• _Reading text_:

★ ★ ★

I’ve kept diaries as far back as I can remember. When I lived with mom, I wrote in the composition books and on loose leaf, never in anything that looked like a diary because I was scared my sister would read it and would use it taunt me more than she already did, or worst, that she would tell mom.
“Writing was the healing place where I could collect the bits and pieces, where I could put them together again. It was the sanctuary, the safe place.” ~bell hooks, “Writing from the darkness”
Writing was the only safe place I had. It was the one thing that was mine. My journaling was an integral part of the road that led me here, to this writing, to the blogs I post, the essays and memoir. It was my struggle against being molded, against being broken, against becoming like anything and anyone other than who I was.
I was trying to be brave. I know now that an anguished heart is never a brave heart. ~bell hooks
All these years later, I’m still trying to be brave. This confessional writing, this breaking of these decades long silences, it’s all a way of gathering the pieces, a licking of the wounds, a “ya basta.” So when that professor told me when I was a student at Columbia University that journaling isn’t writing, “You’re not writing unless you’re working on a poem or a story,” I sneered at his arrogance. “That’s bullshit,” I said, not caring about the consequences. It was in journaling that I started to find and define myself. It was in journaling that I sought refuge and created a safe space for myself. And, it was in journaling that I began my journey to memoir. It’s why I ask my students if they journal and, if so, how long? If not, why not? Journaling has long been disregarded because it is largely a feminine undertaking, pero, carajo, it was in journaling that I started to back my power and learned to exert myself in different ways, and that has played an integral role in shaping me into the woman and writer I am today.
A distinction must be made between that writing which enables us to hold on to life even as we are clinging to old hurts and wounds and that writing which offers to us a space where we are able to confront reality in such a way that we live more fully. Such writing is not an anchor that we mistakenly cling to so as not to drown. It is writing that truly rescues, that enables us to reach the shore, to recover. ~bell hooks, “Writing from the darkness”
It was after Chris Abani gave me shaken baby syndrome that my writing started to shift. I pulled up a chair and sat in my grief and started to dig into it. It’s why I couldn’t finish that 352 page novel I walked around with for six months after VONA 2010—memoir took over. The writing took on a new mission—a mission of rescuing myself, reclaiming the little girl I was. And four years later, hundreds and hundreds of pages of journaling and memoir drafts and essays later, I’m still working on recovering. I’m still trying to reach the shore. Toni Morrison was right when she wrote, “Freeing yourself was one thing, claiming ownership of that freed self was another.” Indeed it is.
So true and so real. We have to dig deeper as to the why and also respect our own personal processes even when others don’t or can’t. Gracias for this.

★ ★ ★

• _Supplied material_:
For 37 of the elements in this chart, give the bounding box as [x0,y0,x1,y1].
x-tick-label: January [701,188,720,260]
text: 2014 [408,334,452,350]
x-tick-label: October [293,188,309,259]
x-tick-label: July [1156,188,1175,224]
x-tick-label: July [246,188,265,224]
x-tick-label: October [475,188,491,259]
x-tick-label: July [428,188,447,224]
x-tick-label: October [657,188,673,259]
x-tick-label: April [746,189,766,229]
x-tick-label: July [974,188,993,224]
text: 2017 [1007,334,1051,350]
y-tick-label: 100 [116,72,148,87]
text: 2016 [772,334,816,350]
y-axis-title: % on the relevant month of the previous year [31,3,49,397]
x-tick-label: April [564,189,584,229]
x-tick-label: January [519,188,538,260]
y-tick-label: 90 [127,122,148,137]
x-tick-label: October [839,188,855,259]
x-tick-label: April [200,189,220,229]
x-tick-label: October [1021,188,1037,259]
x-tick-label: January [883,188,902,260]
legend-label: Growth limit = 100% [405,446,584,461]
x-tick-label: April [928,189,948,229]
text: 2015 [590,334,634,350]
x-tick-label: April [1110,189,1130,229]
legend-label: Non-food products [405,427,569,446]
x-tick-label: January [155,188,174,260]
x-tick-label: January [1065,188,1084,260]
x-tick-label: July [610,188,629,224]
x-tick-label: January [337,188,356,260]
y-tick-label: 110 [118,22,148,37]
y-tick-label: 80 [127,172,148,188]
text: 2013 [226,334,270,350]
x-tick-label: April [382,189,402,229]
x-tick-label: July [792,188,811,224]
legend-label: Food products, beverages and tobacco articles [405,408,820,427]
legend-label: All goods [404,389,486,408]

★ ★ ★

• _Exercise objective_:
List every Spanish word or phrase that appears in the essay on journaling. The items that come after the journaling essay are separate material, unrelated to it.

• _Response for this exercise_:
- ya basta
- pero
- carajo
- Gracias